-- START OF Provided records --
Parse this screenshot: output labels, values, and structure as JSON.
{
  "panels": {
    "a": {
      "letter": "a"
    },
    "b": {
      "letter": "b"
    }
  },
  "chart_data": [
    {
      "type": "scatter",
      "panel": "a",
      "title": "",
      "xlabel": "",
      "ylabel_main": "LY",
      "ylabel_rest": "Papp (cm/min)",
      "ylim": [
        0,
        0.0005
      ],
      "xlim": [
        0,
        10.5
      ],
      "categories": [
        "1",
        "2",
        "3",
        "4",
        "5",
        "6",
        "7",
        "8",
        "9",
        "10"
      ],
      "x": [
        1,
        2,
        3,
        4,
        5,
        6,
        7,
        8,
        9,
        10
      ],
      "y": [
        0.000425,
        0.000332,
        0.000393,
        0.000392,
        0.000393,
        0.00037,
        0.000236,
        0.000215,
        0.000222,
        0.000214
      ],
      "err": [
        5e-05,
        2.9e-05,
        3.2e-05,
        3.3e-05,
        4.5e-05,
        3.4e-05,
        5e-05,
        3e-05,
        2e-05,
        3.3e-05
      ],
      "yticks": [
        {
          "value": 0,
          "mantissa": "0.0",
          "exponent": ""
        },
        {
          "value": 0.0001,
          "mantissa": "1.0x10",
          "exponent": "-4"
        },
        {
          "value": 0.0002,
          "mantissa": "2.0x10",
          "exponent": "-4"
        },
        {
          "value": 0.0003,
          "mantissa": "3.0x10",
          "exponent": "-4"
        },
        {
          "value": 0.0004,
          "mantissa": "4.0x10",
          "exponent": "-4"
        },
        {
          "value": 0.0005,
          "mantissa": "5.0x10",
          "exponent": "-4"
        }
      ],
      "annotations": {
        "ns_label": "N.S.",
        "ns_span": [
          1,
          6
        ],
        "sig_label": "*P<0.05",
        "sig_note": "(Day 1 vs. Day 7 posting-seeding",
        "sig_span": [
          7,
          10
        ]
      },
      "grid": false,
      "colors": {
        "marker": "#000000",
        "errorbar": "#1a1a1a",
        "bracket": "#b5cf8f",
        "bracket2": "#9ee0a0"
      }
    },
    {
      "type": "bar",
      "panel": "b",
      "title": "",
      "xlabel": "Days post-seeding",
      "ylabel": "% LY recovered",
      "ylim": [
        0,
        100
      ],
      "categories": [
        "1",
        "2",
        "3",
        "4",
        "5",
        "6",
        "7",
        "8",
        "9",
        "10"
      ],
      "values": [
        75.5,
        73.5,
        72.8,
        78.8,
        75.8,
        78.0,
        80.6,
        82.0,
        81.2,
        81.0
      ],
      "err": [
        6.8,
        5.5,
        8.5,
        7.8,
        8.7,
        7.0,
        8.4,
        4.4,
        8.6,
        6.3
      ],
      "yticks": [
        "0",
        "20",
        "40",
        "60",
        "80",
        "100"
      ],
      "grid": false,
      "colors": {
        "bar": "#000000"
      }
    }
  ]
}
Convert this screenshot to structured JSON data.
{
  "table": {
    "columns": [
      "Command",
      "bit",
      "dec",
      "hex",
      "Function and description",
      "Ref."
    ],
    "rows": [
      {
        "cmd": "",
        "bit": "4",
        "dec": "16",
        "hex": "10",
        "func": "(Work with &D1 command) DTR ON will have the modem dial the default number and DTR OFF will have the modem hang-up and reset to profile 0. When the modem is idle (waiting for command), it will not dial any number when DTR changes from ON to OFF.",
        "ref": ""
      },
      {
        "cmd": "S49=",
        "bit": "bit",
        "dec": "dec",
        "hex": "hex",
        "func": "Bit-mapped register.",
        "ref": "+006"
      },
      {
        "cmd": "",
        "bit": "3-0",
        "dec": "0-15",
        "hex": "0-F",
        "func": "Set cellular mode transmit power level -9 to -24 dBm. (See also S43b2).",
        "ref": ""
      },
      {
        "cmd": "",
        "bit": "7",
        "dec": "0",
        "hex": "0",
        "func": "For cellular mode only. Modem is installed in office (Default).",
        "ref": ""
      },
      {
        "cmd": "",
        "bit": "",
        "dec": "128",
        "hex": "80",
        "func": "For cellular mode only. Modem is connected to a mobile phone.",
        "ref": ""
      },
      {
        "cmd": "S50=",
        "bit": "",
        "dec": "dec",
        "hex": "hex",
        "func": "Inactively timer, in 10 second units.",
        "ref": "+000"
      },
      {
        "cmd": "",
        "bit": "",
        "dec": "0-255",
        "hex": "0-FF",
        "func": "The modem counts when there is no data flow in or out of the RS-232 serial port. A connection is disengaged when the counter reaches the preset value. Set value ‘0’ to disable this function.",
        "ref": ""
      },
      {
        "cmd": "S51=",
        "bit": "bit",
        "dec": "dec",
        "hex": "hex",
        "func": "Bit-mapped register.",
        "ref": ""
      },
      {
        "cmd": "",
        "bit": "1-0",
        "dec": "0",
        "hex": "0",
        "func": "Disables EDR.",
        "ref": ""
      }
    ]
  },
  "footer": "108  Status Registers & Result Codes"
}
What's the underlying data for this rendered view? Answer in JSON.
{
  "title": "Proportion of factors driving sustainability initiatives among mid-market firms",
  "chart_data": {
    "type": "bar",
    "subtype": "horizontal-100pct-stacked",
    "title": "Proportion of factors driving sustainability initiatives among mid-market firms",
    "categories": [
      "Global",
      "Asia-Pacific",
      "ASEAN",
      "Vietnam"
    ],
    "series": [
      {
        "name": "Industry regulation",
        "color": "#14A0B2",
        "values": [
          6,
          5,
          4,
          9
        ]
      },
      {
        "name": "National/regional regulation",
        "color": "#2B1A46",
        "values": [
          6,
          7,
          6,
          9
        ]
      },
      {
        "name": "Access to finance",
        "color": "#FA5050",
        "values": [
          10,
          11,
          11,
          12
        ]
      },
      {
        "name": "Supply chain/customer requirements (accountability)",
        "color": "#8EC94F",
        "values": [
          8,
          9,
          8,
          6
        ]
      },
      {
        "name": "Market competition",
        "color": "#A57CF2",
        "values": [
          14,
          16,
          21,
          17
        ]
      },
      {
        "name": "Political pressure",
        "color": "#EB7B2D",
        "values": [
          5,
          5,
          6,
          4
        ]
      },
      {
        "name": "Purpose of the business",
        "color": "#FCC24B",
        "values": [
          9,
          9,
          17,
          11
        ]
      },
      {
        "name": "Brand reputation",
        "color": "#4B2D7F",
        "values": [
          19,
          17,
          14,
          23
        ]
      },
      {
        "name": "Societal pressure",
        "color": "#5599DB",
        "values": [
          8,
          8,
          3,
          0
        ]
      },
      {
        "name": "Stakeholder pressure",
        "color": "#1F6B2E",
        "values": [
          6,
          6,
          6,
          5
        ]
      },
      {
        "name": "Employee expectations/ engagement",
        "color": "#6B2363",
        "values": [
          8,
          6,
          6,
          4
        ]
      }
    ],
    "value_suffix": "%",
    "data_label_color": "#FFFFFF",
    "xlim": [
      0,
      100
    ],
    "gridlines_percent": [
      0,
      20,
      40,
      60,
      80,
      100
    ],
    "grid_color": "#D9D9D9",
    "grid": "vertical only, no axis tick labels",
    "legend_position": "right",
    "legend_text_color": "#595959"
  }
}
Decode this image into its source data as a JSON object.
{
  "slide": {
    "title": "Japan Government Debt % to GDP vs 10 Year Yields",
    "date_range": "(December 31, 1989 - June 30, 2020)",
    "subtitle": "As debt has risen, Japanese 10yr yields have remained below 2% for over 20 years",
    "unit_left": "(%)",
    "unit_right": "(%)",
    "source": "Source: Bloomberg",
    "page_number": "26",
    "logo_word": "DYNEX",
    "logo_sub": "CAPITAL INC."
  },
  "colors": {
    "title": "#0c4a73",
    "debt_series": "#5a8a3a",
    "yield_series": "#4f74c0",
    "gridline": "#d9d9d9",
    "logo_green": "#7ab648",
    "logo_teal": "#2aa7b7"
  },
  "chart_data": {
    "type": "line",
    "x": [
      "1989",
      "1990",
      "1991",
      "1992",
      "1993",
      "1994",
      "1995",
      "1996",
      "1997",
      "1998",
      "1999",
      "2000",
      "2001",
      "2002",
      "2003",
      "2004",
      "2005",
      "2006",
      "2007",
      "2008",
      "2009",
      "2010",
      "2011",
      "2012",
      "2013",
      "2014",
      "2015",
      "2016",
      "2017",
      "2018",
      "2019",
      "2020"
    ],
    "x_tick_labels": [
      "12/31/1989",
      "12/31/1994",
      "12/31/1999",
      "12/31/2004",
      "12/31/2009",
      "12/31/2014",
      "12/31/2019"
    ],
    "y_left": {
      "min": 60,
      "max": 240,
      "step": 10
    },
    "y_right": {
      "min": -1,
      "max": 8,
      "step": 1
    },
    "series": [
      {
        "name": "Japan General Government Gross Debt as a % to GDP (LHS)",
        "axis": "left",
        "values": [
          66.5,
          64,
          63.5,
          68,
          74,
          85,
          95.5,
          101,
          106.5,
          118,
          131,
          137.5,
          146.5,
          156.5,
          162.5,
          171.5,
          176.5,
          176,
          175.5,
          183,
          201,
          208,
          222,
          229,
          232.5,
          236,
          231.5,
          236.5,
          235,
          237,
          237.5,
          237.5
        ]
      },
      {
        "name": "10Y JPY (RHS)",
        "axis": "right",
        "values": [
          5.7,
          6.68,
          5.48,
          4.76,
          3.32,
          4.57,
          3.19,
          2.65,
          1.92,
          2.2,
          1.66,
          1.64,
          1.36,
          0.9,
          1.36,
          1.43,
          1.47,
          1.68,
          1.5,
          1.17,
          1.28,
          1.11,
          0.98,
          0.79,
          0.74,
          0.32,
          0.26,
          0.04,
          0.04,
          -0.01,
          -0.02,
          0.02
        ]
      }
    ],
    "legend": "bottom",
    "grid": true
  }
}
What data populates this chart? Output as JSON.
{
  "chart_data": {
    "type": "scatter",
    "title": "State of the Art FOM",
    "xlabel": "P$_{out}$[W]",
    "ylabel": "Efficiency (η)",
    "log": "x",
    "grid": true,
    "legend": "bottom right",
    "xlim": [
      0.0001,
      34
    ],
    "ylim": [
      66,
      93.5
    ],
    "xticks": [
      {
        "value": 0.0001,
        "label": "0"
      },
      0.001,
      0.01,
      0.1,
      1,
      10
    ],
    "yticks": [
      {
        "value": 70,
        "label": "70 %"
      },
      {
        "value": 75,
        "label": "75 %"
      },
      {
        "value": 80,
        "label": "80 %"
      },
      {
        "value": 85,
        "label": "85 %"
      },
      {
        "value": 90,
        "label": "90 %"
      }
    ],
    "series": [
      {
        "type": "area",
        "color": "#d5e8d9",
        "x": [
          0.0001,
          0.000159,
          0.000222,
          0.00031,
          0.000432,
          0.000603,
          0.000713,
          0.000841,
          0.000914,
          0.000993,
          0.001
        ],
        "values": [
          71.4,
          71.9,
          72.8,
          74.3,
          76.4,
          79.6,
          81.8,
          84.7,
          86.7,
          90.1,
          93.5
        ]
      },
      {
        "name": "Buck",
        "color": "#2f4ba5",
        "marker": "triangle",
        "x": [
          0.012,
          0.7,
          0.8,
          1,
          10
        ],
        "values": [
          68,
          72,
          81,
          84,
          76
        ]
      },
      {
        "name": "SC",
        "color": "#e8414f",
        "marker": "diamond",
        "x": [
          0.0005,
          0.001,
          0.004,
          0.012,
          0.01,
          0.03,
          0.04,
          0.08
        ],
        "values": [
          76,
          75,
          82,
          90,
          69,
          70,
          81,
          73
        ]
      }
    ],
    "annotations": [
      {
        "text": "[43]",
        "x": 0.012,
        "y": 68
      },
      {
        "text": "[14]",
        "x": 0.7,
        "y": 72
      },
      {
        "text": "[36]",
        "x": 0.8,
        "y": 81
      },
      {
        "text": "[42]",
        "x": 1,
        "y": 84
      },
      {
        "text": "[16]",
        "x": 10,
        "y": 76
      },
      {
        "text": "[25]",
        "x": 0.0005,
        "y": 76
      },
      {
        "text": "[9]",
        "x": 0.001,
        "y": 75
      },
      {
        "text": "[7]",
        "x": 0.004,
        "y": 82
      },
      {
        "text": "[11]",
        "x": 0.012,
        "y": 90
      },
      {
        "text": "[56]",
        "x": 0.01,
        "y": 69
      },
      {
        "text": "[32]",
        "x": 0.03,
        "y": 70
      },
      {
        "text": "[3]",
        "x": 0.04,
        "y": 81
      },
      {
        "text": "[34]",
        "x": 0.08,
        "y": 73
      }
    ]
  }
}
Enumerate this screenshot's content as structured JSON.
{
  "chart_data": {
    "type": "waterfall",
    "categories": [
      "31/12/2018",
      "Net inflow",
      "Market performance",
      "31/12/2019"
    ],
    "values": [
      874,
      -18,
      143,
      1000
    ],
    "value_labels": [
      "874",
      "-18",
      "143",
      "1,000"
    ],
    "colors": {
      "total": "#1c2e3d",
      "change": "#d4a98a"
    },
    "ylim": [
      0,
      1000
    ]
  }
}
-- END OF Provided records --
### Request
Set down only these lines, exactly: the line containing "Enumerate this screenshot's" and each line after it, through the end of the listing.

### Exercise solution
Enumerate this screenshot's content as structured JSON.
{
  "chart_data": {
    "type": "waterfall",
    "categories": [
      "31/12/2018",
      "Net inflow",
      "Market performance",
      "31/12/2019"
    ],
    "values": [
      874,
      -18,
      143,
      1000
    ],
    "value_labels": [
      "874",
      "-18",
      "143",
      "1,000"
    ],
    "colors": {
      "total": "#1c2e3d",
      "change": "#d4a98a"
    },
    "ylim": [
      0,
      1000
    ]
  }
}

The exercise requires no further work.